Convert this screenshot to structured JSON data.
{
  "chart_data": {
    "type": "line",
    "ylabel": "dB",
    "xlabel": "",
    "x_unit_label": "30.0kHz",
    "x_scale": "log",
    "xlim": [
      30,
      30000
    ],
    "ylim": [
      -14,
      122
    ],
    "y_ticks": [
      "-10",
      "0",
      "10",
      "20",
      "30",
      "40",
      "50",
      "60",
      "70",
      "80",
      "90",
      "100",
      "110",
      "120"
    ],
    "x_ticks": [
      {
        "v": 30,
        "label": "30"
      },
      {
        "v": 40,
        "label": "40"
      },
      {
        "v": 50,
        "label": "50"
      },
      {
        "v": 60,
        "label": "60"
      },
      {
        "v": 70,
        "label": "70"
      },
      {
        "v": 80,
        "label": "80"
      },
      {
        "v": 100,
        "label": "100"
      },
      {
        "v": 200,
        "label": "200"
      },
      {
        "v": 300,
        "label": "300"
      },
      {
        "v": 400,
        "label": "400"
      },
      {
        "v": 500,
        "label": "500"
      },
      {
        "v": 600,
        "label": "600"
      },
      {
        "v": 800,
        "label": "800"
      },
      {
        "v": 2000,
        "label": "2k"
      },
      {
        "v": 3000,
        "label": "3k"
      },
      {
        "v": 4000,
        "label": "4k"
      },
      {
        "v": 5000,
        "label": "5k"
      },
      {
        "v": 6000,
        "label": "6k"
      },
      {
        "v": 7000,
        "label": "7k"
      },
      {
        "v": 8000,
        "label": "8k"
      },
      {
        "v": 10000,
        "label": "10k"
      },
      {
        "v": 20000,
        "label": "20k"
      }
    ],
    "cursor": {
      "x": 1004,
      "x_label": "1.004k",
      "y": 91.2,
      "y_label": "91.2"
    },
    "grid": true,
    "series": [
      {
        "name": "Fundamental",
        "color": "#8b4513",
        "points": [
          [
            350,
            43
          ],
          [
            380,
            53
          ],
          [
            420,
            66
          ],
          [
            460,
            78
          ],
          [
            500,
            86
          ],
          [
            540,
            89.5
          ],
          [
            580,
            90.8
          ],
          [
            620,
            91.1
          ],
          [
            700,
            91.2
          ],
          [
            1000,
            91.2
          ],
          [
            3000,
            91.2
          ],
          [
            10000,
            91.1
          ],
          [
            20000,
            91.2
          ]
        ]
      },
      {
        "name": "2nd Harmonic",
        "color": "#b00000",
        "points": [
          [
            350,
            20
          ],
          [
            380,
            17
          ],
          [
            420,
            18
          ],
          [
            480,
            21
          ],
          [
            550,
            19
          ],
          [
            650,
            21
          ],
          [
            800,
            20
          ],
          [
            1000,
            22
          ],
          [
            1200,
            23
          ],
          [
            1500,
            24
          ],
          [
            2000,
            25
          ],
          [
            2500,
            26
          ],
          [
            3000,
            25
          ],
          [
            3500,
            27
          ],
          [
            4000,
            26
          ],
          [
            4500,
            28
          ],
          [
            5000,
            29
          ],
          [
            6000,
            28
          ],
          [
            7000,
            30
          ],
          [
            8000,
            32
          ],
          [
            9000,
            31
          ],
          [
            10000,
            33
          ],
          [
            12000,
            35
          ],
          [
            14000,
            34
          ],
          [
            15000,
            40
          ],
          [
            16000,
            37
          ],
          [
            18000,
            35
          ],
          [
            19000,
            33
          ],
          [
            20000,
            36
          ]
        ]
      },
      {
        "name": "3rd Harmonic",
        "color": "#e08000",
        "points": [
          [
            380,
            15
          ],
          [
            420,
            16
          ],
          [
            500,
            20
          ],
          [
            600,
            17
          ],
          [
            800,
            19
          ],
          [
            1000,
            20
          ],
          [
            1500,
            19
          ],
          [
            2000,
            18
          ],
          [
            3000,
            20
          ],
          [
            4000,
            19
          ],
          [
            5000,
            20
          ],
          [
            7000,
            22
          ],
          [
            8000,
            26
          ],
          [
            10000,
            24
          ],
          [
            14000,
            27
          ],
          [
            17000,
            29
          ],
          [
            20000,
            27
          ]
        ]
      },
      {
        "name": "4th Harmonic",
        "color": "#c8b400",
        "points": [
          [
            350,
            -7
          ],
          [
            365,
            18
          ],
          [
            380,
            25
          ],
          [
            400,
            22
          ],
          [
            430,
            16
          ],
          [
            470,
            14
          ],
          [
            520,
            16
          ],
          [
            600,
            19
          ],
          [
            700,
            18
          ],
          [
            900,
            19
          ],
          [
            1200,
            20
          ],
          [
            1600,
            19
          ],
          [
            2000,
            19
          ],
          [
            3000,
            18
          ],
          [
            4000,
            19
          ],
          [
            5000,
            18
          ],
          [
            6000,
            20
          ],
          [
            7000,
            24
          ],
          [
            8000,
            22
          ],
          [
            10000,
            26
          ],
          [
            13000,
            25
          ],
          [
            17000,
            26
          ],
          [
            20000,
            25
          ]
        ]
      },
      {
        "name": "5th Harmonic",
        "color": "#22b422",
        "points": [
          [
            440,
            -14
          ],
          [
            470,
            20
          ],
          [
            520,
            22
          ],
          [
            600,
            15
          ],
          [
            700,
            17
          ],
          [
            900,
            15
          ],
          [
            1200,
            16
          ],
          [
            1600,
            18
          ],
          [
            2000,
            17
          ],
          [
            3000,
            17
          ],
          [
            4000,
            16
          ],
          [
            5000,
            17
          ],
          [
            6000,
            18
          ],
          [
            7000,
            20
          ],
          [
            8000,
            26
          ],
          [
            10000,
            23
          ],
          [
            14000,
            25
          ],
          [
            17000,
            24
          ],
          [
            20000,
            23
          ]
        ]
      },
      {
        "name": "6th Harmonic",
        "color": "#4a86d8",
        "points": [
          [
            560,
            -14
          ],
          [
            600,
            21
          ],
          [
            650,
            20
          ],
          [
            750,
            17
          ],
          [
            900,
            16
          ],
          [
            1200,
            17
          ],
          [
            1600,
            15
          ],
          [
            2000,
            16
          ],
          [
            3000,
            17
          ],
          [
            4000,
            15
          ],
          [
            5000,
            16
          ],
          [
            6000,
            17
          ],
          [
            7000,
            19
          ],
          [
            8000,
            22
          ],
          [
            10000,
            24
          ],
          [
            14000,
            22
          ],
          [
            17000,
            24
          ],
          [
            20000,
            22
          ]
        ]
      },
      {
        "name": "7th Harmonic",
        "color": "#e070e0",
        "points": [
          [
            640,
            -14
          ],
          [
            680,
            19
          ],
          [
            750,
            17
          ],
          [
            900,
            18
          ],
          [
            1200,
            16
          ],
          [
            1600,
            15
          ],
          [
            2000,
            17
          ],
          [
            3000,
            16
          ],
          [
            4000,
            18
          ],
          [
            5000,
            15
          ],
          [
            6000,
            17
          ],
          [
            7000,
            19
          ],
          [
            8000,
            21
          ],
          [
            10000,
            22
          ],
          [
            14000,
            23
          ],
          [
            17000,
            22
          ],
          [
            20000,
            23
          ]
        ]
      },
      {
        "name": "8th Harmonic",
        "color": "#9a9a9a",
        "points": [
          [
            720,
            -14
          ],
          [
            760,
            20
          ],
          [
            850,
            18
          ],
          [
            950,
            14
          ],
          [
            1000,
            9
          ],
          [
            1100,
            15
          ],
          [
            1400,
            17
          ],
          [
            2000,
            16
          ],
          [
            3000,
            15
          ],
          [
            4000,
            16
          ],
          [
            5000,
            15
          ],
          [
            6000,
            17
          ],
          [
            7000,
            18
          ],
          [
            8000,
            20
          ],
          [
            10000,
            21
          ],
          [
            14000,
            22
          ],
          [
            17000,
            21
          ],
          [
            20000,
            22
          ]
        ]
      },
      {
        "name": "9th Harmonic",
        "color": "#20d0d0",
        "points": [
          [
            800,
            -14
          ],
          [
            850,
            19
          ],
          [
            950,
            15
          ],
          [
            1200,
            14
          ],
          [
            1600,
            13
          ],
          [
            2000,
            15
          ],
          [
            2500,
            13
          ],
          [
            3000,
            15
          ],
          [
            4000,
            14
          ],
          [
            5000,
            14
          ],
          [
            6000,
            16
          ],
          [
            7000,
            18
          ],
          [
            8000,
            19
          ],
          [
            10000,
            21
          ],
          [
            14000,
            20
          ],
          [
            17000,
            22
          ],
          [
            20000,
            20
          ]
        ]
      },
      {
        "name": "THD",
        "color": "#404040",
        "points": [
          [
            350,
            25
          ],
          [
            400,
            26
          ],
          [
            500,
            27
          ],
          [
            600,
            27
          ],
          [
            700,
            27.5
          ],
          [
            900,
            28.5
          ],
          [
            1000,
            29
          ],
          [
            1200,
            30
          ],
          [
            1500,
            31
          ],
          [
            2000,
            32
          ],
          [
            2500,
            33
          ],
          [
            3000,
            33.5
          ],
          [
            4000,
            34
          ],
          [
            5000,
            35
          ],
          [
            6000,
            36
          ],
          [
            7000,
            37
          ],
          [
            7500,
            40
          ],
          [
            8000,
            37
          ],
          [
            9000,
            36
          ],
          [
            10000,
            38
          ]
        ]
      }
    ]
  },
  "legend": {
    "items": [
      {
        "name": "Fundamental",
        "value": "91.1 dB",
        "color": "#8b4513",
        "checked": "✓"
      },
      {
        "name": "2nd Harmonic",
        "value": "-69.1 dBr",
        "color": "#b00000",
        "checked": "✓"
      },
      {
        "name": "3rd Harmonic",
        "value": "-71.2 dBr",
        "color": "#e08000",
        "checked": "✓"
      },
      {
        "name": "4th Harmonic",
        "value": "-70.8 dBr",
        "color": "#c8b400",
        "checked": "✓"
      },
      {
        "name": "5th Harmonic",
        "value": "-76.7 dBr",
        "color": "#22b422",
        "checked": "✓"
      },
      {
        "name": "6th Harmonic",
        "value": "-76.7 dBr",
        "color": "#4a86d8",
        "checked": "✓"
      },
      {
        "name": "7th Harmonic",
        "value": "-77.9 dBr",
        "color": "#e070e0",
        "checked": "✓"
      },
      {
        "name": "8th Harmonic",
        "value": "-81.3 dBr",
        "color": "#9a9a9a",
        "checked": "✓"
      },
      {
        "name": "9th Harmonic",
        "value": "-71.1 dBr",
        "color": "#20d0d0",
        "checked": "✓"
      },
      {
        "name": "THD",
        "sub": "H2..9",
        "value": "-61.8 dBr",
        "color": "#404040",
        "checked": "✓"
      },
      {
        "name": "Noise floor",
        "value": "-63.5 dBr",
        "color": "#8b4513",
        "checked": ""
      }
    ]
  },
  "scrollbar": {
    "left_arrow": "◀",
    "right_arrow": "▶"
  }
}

○ ○ ○

## WHAT NEEDS TO BE DONE:
Copy out each line of the records that holds the string "value".

## CORRECT ANSWER:
        "value": "91.1 dB",
        "value": "-69.1 dBr",
        "value": "-71.2 dBr",
        "value": "-70.8 dBr",
        "value": "-76.7 dBr",
        "value": "-76.7 dBr",
        "value": "-77.9 dBr",
        "value": "-81.3 dBr",
        "value": "-71.1 dBr",
        "value": "-61.8 dBr",
        "value": "-63.5 dBr",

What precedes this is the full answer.